Written exercise
Search the material for the word "Kingdom" and copy each line that holds it.

========================

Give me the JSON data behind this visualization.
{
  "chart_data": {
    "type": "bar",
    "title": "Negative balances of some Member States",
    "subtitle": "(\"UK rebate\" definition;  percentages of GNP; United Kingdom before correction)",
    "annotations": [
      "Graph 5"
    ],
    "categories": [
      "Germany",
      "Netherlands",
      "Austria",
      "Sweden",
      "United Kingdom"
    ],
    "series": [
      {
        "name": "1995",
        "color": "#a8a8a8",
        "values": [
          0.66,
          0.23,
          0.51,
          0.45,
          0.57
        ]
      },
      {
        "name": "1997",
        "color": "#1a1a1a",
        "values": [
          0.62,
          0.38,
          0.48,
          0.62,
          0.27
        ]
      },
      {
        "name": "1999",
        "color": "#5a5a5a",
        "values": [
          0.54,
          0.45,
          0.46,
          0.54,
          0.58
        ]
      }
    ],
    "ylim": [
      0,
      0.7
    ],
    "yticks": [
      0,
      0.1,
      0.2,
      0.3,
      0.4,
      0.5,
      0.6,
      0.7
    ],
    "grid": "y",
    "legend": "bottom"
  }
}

========================

Correct response
    "subtitle": "(\"UK rebate\" definition;  percentages of GNP; United Kingdom before correction)",
      "United Kingdom"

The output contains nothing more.